-- What is needed --
Look below and pull out each line with the word "Farbwiedergabein".

### Source material ###

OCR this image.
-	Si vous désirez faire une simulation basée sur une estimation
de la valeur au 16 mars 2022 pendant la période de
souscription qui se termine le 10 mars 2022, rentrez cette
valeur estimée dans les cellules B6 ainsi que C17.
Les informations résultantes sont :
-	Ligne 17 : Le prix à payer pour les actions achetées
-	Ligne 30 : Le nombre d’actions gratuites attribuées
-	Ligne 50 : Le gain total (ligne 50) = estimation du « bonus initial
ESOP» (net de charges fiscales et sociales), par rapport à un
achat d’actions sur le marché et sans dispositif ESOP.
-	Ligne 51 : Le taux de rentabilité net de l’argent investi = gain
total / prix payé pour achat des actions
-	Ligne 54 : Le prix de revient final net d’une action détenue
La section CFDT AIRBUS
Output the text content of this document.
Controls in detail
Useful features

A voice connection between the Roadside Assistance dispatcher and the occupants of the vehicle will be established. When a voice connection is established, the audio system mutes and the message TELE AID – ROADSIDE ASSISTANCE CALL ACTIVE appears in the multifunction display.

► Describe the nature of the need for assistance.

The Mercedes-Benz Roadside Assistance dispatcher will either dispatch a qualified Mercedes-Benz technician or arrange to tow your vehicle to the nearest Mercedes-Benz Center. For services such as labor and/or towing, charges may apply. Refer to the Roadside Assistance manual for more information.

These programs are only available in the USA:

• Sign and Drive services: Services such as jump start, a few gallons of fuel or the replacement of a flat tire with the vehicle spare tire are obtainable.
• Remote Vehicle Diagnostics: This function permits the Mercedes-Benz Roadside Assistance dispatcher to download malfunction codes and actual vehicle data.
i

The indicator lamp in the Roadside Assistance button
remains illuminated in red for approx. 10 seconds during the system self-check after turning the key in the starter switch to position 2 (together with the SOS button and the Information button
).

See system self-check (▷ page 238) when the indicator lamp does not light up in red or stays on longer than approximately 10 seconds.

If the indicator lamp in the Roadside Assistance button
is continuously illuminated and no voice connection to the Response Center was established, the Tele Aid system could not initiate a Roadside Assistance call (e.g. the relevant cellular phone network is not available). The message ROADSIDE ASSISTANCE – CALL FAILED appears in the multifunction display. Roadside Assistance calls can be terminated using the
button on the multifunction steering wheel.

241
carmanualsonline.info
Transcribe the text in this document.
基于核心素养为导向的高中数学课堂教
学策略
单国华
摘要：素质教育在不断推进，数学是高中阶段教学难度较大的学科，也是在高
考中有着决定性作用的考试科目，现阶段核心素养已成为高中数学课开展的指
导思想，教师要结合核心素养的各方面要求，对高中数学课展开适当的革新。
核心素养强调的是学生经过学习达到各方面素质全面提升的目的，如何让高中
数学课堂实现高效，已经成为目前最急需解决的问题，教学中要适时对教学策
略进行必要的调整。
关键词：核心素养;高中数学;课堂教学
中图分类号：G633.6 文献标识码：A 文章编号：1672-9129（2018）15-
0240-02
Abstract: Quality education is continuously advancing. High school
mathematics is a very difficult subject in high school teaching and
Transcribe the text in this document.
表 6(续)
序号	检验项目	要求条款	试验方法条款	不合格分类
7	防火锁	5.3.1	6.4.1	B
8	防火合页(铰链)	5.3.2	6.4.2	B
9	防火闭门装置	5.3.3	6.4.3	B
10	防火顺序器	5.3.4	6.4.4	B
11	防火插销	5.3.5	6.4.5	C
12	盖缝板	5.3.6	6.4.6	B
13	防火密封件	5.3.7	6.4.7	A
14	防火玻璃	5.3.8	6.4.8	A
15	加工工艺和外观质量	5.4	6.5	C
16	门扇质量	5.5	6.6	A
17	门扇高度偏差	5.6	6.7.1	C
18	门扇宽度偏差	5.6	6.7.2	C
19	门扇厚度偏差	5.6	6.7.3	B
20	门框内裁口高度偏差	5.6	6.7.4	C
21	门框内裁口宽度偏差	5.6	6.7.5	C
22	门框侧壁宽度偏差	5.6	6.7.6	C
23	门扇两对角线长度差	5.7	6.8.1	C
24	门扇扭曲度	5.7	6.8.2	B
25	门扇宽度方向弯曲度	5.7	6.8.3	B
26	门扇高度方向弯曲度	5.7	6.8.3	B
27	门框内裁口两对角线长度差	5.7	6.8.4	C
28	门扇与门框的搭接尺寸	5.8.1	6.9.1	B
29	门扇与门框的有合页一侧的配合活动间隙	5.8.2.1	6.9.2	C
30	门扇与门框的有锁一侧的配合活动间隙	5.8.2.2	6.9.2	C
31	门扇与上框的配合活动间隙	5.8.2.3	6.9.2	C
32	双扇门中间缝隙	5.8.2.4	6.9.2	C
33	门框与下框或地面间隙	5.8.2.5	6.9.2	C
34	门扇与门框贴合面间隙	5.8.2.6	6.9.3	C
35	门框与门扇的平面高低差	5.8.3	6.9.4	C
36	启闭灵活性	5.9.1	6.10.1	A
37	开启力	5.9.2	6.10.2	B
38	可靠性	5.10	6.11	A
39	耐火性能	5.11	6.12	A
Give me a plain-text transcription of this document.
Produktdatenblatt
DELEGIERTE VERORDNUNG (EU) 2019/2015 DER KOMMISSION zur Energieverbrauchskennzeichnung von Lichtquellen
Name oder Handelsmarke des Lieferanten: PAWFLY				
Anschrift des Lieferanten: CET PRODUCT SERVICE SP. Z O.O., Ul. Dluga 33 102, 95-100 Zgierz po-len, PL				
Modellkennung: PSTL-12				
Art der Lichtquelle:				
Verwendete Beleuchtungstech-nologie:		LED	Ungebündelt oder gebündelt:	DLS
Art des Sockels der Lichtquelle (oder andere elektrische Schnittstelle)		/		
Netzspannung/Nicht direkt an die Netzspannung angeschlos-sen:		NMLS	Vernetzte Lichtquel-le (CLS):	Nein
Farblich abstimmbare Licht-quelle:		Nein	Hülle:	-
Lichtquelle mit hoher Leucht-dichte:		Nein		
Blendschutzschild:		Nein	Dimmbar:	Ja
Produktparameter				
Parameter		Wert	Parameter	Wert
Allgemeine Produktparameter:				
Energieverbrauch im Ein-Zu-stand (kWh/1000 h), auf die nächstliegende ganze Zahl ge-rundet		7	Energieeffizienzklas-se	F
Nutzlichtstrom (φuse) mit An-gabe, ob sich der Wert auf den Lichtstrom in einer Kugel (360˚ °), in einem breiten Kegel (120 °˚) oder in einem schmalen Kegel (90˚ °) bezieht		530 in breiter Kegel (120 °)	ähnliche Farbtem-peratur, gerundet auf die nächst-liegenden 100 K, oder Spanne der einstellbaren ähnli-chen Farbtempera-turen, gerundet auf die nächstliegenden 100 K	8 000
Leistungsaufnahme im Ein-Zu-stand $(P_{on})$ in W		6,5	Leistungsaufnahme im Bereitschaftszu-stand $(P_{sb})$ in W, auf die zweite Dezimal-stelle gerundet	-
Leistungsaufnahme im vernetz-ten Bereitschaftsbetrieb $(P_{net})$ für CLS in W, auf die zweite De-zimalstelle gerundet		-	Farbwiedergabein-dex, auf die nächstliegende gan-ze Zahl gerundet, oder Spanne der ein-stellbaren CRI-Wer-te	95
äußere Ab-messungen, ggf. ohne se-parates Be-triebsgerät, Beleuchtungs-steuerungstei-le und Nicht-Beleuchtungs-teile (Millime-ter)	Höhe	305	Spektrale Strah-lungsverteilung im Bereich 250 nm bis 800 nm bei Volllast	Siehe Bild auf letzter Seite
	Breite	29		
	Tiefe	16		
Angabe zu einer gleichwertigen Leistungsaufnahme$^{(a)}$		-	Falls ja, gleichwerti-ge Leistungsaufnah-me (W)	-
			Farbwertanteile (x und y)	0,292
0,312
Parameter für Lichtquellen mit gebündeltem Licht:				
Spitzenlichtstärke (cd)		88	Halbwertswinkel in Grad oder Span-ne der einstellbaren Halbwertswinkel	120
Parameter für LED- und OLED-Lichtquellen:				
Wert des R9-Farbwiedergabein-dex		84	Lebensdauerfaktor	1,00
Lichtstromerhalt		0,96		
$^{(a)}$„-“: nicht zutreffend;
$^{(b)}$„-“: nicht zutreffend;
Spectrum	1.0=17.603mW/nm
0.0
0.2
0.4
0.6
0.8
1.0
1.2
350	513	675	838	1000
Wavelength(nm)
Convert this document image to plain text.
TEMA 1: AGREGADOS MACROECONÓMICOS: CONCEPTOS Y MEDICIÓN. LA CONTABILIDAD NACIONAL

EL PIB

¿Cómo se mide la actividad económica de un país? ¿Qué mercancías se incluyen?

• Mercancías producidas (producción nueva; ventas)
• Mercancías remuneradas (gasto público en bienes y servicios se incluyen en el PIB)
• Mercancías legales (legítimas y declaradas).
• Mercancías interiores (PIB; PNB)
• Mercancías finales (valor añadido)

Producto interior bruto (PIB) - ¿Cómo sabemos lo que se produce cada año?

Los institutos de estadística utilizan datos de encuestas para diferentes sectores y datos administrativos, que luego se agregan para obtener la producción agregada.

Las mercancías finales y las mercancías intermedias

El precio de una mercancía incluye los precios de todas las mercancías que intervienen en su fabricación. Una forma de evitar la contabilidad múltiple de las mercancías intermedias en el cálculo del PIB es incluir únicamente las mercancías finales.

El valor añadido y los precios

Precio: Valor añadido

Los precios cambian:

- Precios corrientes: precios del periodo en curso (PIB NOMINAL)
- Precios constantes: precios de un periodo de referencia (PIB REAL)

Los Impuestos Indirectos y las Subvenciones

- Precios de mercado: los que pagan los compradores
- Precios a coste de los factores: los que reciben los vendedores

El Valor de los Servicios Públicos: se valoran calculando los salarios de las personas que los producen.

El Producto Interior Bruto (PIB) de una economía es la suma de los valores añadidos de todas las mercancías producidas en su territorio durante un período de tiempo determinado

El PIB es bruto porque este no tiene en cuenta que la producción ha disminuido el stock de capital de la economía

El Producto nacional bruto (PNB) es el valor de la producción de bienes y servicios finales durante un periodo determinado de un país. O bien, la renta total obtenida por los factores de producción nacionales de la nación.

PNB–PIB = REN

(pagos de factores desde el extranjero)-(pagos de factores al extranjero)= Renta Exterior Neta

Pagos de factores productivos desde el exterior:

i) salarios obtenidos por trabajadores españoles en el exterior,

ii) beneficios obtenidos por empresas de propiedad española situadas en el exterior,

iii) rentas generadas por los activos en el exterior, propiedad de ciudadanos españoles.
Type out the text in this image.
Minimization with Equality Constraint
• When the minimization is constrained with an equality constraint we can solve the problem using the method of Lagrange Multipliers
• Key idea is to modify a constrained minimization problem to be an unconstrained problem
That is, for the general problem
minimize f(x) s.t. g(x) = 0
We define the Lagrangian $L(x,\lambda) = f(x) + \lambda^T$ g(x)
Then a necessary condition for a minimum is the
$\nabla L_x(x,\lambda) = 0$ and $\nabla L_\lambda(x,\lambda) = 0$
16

###

-- Answer to this task --
Leistungsaufnahme im vernetz-ten Bereitschaftsbetrieb $(P_{net})$ für CLS in W, auf die zweite De-zimalstelle gerundet		-	Farbwiedergabein-dex, auf die nächstliegende gan-ze Zahl gerundet, oder Spanne der ein-stellbaren CRI-Wer-te	95
Wert des R9-Farbwiedergabein-dex		84	Lebensdauerfaktor	1,00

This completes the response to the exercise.